• **EXERCISE INSTRUCTIONS**:
Exclude the pictures, then repeat the remaining data exactly.

--- TASK INPUTS ---

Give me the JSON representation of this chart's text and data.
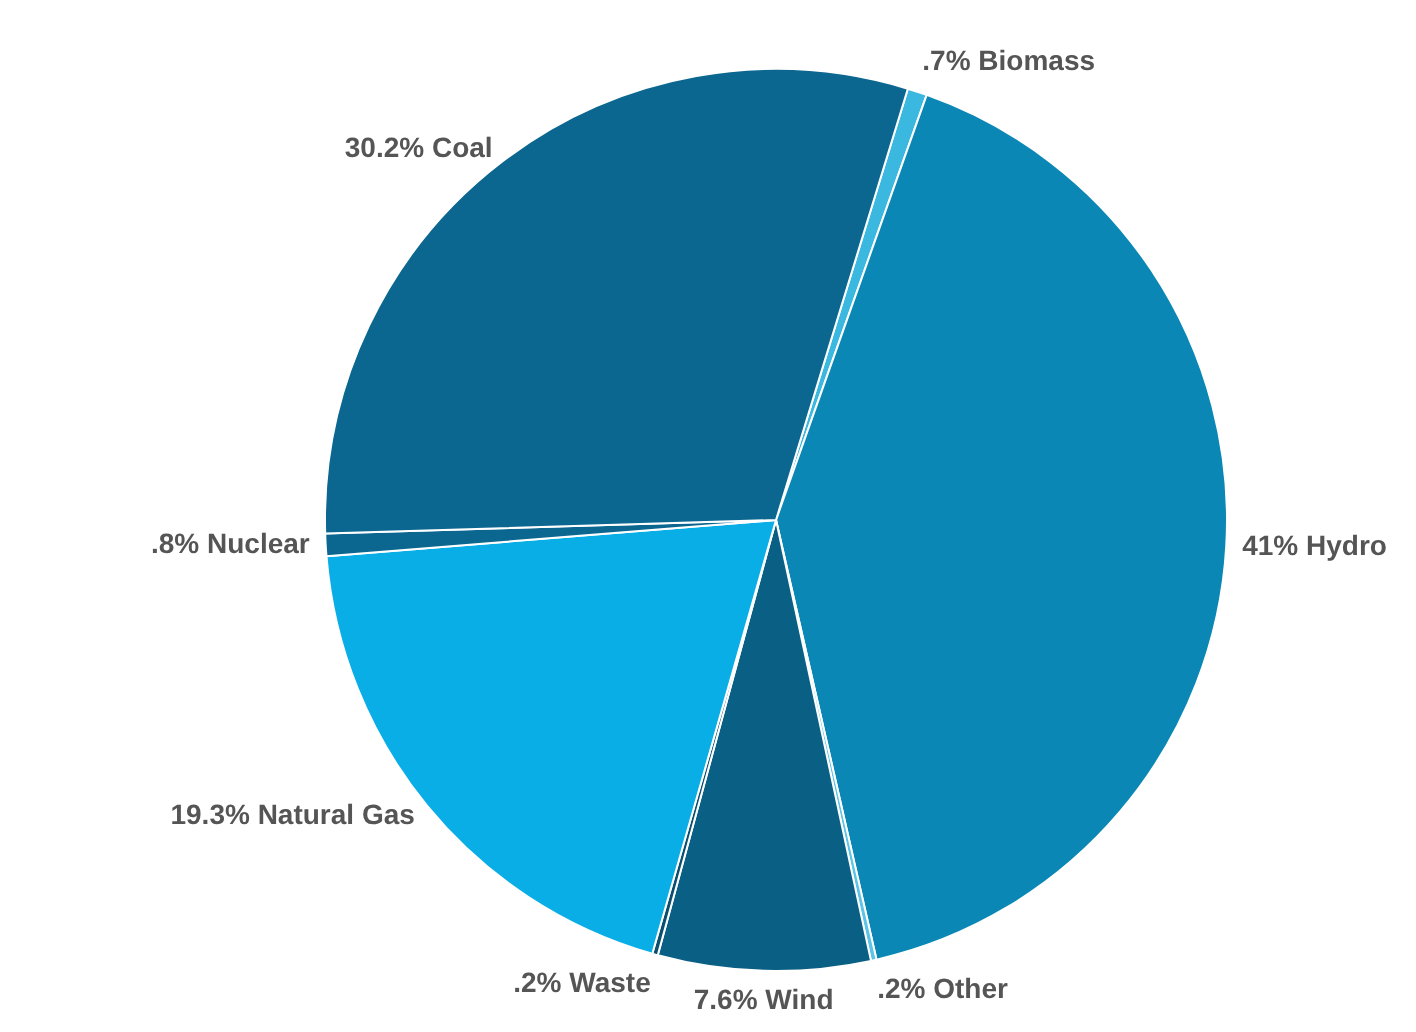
{
  "chart_data": {
    "type": "pie",
    "categories": [
      "Biomass",
      "Hydro",
      "Other",
      "Wind",
      "Waste",
      "Natural Gas",
      "Nuclear",
      "Coal"
    ],
    "values": [
      0.7,
      41,
      0.2,
      7.6,
      0.2,
      19.3,
      0.8,
      30.2
    ],
    "value_labels": [
      ".7%",
      "41%",
      ".2%",
      "7.6%",
      ".2%",
      "19.3%",
      ".8%",
      "30.2%"
    ],
    "colors": [
      "#3bb8e0",
      "#0a87b5",
      "#5cc4e6",
      "#0a5f85",
      "#0a4f70",
      "#0aaee6",
      "#0b6690",
      "#0b6690"
    ],
    "legend": false
  }
}
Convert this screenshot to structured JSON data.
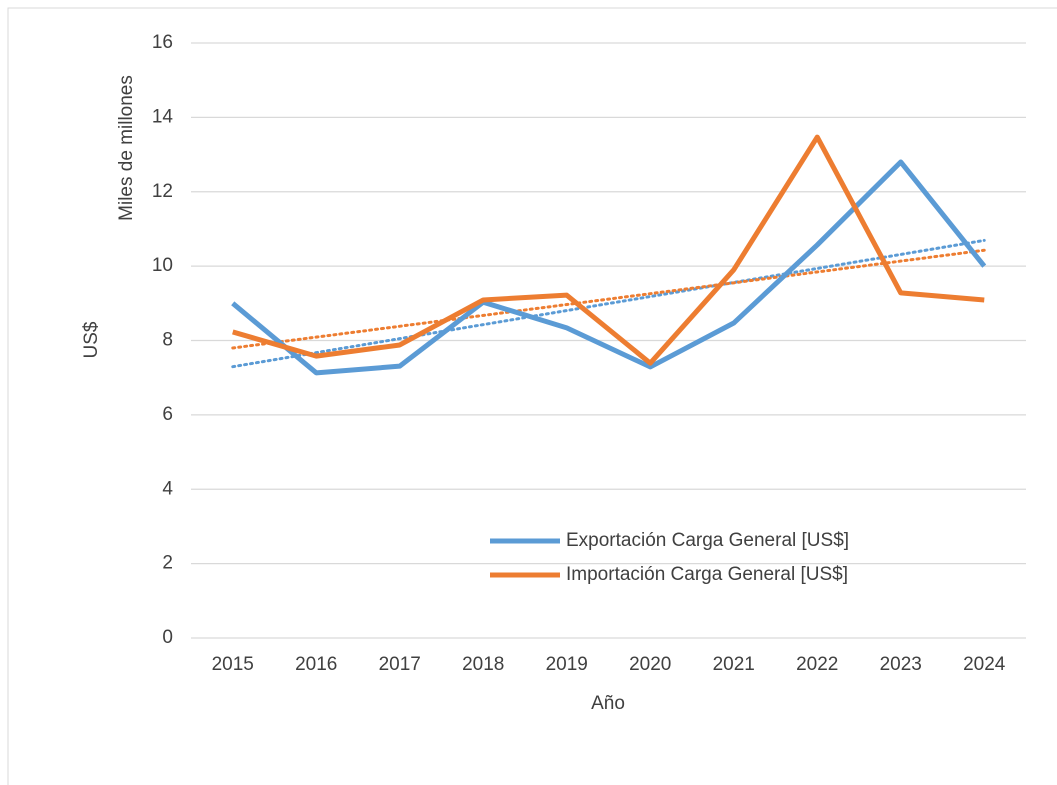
{
  "chart_data": {
    "type": "line",
    "y_label": "US$",
    "y_sublabel": "Miles de millones",
    "x_label": "Año",
    "categories": [
      "2015",
      "2016",
      "2017",
      "2018",
      "2019",
      "2020",
      "2021",
      "2022",
      "2023",
      "2024"
    ],
    "series": [
      {
        "name": "Exportación Carga General [US$]",
        "color": "#5b9bd5",
        "values": [
          9.0,
          7.13,
          7.31,
          9.03,
          8.34,
          7.29,
          8.47,
          10.57,
          12.8,
          10.0
        ]
      },
      {
        "name": "Importación Carga General [US$]",
        "color": "#ed7d31",
        "values": [
          8.23,
          7.58,
          7.88,
          9.09,
          9.22,
          7.39,
          9.9,
          13.47,
          9.28,
          9.09
        ]
      }
    ],
    "ylim": [
      0,
      16
    ],
    "yticks": [
      0,
      2,
      4,
      6,
      8,
      10,
      12,
      14,
      16
    ],
    "grid": true,
    "trendline": "linear"
  }
}
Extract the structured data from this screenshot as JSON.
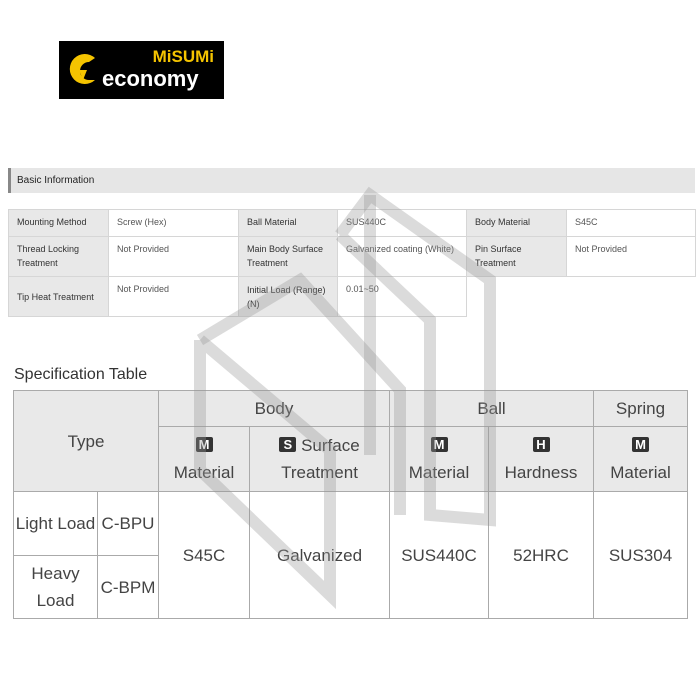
{
  "logo": {
    "brand": "MiSUMi",
    "name": "economy",
    "brand_color": "#f5c400"
  },
  "basic_info": {
    "title": "Basic Information",
    "rows": [
      [
        {
          "k": "Mounting Method",
          "v": "Screw (Hex)"
        },
        {
          "k": "Ball Material",
          "v": "SUS440C"
        },
        {
          "k": "Body Material",
          "v": "S45C"
        }
      ],
      [
        {
          "k": "Thread Locking Treatment",
          "v": "Not Provided"
        },
        {
          "k": "Main Body Surface Treatment",
          "v": "Galvanized coating (White)"
        },
        {
          "k": "Pin Surface Treatment",
          "v": "Not Provided"
        }
      ],
      [
        {
          "k": "Tip Heat Treatment",
          "v": "Not Provided"
        },
        {
          "k": "Initial Load (Range)(N)",
          "v": "0.01~50"
        }
      ]
    ]
  },
  "spec": {
    "title": "Specification Table",
    "type": "Type",
    "body": "Body",
    "ball": "Ball",
    "spring": "Spring",
    "icons": {
      "m": "M",
      "s": "S",
      "h": "H"
    },
    "cols": {
      "material": "Material",
      "surface": "Surface",
      "treatment": "Treatment",
      "hardness": "Hardness"
    },
    "rows": [
      {
        "load": "Light Load",
        "code": "C-BPU"
      },
      {
        "load": "Heavy Load",
        "code": "C-BPM"
      }
    ],
    "values": {
      "body_material": "S45C",
      "surface": "Galvanized",
      "ball_material": "SUS440C",
      "hardness": "52HRC",
      "spring_material": "SUS304"
    }
  }
}
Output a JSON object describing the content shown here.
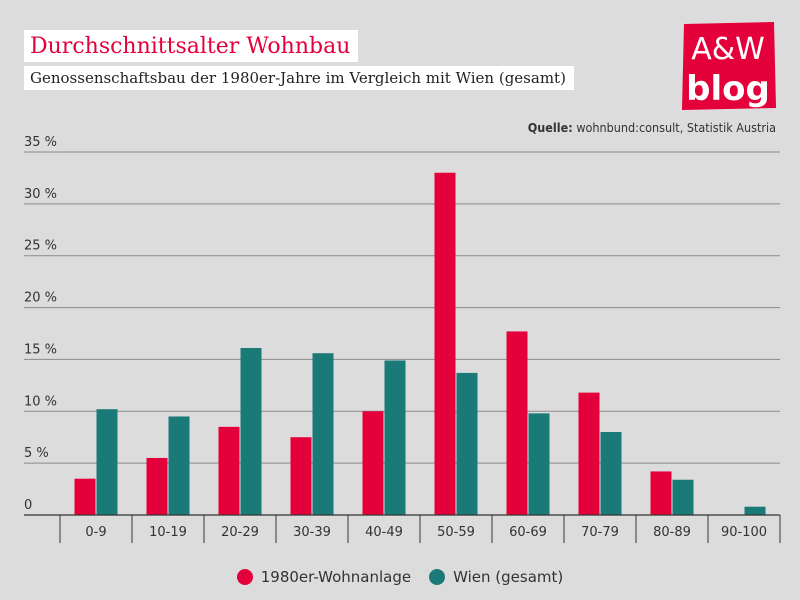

---

• **TASK ANSWER**:
Give me the JSON representation of this chart's text and data.
{
  "chart_data": {
    "type": "pie",
    "categories": [
      "Biomass",
      "Hydro",
      "Other",
      "Wind",
      "Waste",
      "Natural Gas",
      "Nuclear",
      "Coal"
    ],
    "values": [
      0.7,
      41,
      0.2,
      7.6,
      0.2,
      19.3,
      0.8,
      30.2
    ],
    "value_labels": [
      ".7%",
      "41%",
      ".2%",
      "7.6%",
      ".2%",
      "19.3%",
      ".8%",
      "30.2%"
    ],
    "colors": [
      "#3bb8e0",
      "#0a87b5",
      "#5cc4e6",
      "#0a5f85",
      "#0a4f70",
      "#0aaee6",
      "#0b6690",
      "#0b6690"
    ],
    "legend": false
  }
}
Convert this screenshot to structured JSON data.
{
  "chart_data": {
    "type": "line",
    "y_label": "US$",
    "y_sublabel": "Miles de millones",
    "x_label": "Año",
    "categories": [
      "2015",
      "2016",
      "2017",
      "2018",
      "2019",
      "2020",
      "2021",
      "2022",
      "2023",
      "2024"
    ],
    "series": [
      {
        "name": "Exportación Carga General [US$]",
        "color": "#5b9bd5",
        "values": [
          9.0,
          7.13,
          7.31,
          9.03,
          8.34,
          7.29,
          8.47,
          10.57,
          12.8,
          10.0
        ]
      },
      {
        "name": "Importación Carga General [US$]",
        "color": "#ed7d31",
        "values": [
          8.23,
          7.58,
          7.88,
          9.09,
          9.22,
          7.39,
          9.9,
          13.47,
          9.28,
          9.09
        ]
      }
    ],
    "ylim": [
      0,
      16
    ],
    "yticks": [
      0,
      2,
      4,
      6,
      8,
      10,
      12,
      14,
      16
    ],
    "grid": true,
    "trendline": "linear"
  }
}
Extract the structured data from this screenshot as JSON.
{
  "logo": {
    "brand": "MiSUMi",
    "name": "economy",
    "brand_color": "#f5c400"
  },
  "basic_info": {
    "title": "Basic Information",
    "rows": [
      [
        {
          "k": "Mounting Method",
          "v": "Screw (Hex)"
        },
        {
          "k": "Ball Material",
          "v": "SUS440C"
        },
        {
          "k": "Body Material",
          "v": "S45C"
        }
      ],
      [
        {
          "k": "Thread Locking Treatment",
          "v": "Not Provided"
        },
        {
          "k": "Main Body Surface Treatment",
          "v": "Galvanized coating (White)"
        },
        {
          "k": "Pin Surface Treatment",
          "v": "Not Provided"
        }
      ],
      [
        {
          "k": "Tip Heat Treatment",
          "v": "Not Provided"
        },
        {
          "k": "Initial Load (Range)(N)",
          "v": "0.01~50"
        }
      ]
    ]
  },
  "spec": {
    "title": "Specification Table",
    "type": "Type",
    "body": "Body",
    "ball": "Ball",
    "spring": "Spring",
    "icons": {
      "m": "M",
      "s": "S",
      "h": "H"
    },
    "cols": {
      "material": "Material",
      "surface": "Surface",
      "treatment": "Treatment",
      "hardness": "Hardness"
    },
    "rows": [
      {
        "load": "Light Load",
        "code": "C-BPU"
      },
      {
        "load": "Heavy Load",
        "code": "C-BPM"
      }
    ],
    "values": {
      "body_material": "S45C",
      "surface": "Galvanized",
      "ball_material": "SUS440C",
      "hardness": "52HRC",
      "spring_material": "SUS304"
    }
  }
}
Output a JSON object describing the content shown here.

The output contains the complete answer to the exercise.